(Items from a dataset)
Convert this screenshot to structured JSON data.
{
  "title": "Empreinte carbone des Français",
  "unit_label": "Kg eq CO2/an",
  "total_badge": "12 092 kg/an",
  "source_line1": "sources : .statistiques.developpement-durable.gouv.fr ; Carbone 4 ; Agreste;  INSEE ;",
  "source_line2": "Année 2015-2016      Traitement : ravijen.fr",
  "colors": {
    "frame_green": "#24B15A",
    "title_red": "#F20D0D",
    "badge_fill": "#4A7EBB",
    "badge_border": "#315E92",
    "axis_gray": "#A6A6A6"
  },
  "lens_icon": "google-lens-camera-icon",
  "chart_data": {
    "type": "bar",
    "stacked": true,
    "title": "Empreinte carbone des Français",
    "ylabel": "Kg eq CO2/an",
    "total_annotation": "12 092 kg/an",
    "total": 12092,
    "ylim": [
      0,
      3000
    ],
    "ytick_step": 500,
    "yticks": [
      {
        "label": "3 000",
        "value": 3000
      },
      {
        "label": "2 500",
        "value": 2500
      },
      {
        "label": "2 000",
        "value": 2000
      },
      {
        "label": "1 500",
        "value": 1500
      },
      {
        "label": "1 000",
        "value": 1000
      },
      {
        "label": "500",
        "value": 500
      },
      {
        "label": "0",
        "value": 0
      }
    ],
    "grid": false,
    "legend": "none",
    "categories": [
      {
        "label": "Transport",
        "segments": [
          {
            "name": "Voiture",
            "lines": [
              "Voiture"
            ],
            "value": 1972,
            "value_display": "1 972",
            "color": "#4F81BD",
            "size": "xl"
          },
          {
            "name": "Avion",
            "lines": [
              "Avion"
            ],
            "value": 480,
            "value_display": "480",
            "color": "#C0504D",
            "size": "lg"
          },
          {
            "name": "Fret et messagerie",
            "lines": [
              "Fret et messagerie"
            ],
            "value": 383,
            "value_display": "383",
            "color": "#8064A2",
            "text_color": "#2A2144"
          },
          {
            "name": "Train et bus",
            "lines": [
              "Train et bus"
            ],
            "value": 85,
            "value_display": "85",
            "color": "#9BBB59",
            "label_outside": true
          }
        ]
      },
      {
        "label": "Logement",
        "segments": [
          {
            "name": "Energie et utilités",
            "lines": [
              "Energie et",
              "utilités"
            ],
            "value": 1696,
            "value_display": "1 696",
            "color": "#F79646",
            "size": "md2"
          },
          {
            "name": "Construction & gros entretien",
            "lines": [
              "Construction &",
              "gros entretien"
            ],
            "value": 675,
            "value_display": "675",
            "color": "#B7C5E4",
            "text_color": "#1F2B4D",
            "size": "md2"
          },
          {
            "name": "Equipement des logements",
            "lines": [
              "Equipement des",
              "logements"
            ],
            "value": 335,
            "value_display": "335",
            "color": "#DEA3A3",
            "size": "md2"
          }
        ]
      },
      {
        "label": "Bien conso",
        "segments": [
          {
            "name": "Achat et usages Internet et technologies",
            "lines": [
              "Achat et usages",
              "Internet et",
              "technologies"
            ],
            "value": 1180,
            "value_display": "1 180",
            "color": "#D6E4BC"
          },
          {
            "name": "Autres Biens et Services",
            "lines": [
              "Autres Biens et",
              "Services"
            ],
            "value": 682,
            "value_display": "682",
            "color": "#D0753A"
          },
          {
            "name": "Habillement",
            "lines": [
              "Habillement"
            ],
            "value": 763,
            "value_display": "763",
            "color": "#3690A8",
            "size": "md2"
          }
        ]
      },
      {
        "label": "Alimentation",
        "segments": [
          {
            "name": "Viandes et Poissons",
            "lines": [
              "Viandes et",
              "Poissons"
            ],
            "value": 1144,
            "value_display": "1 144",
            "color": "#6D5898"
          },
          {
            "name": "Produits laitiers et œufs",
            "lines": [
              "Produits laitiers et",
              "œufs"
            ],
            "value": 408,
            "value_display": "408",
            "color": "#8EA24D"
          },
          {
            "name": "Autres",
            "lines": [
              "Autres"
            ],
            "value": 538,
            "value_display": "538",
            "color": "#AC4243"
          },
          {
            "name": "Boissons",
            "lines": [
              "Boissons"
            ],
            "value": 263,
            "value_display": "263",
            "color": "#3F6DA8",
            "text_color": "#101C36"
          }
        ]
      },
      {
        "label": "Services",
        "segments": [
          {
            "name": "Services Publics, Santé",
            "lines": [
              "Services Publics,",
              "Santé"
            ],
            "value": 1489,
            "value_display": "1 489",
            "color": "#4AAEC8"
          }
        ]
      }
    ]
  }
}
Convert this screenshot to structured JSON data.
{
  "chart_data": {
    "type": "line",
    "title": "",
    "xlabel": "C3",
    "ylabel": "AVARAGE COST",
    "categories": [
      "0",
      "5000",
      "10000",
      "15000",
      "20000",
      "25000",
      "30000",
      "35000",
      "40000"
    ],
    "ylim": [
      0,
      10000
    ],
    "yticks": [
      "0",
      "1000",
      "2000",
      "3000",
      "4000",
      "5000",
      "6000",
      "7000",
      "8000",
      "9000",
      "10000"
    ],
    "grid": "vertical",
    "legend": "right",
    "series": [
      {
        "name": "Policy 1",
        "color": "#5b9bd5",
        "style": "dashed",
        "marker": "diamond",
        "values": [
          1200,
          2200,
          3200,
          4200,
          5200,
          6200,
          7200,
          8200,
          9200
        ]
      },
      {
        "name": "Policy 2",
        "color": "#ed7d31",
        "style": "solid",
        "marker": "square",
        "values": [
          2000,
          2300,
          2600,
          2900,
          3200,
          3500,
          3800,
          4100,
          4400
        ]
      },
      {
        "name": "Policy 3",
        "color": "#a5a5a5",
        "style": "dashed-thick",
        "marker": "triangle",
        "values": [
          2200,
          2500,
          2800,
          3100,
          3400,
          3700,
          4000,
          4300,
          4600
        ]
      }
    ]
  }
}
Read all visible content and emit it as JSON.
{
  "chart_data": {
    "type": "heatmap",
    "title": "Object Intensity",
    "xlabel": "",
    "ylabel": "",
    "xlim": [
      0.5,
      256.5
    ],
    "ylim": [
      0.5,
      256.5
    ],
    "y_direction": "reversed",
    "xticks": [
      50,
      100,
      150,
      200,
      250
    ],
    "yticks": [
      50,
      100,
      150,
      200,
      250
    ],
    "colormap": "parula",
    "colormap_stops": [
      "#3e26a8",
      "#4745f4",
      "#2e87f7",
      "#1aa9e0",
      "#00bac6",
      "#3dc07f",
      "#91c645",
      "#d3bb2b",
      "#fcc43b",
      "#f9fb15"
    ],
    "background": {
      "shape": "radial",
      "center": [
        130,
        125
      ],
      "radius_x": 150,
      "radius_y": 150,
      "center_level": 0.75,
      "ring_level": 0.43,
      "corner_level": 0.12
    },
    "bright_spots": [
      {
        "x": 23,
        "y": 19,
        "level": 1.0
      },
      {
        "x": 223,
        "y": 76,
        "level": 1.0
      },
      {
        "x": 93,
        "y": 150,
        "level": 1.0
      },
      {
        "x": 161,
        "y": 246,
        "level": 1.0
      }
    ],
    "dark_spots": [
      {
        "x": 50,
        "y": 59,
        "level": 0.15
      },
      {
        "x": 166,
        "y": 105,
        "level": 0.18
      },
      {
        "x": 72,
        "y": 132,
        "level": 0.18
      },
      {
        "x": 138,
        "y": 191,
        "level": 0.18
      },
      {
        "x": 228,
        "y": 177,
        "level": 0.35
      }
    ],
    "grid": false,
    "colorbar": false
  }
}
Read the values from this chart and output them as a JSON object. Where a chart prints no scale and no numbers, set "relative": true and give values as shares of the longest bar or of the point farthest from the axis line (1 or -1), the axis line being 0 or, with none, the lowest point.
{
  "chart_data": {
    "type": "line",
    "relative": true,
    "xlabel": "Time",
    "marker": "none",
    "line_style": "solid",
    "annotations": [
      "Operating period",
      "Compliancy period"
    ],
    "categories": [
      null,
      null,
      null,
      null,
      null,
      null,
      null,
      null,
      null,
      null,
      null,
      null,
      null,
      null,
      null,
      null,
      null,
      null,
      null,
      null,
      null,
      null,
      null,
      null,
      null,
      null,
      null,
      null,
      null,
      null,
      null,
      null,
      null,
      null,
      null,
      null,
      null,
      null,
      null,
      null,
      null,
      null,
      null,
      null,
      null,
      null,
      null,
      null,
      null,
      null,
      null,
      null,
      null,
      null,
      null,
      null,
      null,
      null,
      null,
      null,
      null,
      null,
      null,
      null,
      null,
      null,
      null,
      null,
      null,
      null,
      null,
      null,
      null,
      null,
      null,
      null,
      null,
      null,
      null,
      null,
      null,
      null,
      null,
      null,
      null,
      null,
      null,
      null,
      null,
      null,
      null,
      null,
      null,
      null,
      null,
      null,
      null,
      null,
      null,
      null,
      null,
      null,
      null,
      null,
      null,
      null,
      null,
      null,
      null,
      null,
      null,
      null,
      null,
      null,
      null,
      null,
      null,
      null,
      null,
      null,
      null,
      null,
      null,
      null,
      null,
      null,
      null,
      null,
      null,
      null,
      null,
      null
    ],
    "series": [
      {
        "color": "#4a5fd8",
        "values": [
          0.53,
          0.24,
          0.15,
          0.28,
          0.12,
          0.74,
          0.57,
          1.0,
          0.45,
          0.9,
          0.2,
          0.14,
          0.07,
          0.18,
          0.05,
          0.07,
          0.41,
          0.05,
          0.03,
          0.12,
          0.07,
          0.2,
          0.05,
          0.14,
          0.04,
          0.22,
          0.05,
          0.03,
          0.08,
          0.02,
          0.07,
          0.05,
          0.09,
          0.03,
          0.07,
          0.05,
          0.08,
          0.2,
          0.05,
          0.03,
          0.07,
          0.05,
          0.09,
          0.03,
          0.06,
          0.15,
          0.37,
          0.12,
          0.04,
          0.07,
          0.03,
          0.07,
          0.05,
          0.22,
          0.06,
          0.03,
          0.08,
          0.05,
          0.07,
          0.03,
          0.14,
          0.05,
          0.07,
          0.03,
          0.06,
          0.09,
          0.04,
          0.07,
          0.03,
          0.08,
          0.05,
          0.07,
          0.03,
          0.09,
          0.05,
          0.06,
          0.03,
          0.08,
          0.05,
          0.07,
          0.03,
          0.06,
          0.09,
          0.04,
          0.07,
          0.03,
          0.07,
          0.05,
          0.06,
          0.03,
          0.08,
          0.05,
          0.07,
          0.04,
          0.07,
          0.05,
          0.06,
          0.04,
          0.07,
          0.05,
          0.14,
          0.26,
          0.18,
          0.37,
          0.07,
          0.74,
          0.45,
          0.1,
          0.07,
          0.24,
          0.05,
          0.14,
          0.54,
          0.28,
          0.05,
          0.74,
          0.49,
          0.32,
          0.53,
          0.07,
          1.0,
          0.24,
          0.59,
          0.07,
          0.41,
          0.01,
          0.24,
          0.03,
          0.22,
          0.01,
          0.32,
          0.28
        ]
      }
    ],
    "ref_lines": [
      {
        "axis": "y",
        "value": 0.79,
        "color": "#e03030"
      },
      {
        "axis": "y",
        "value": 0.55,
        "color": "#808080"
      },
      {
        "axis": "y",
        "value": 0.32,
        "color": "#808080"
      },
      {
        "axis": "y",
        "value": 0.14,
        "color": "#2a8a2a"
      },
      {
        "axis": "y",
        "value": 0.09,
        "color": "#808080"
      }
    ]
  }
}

• _Exercise objective_: Using the material above, work out how many lines contain the string "Viandes". Give that number alone.

• _Result of the exercise_: 2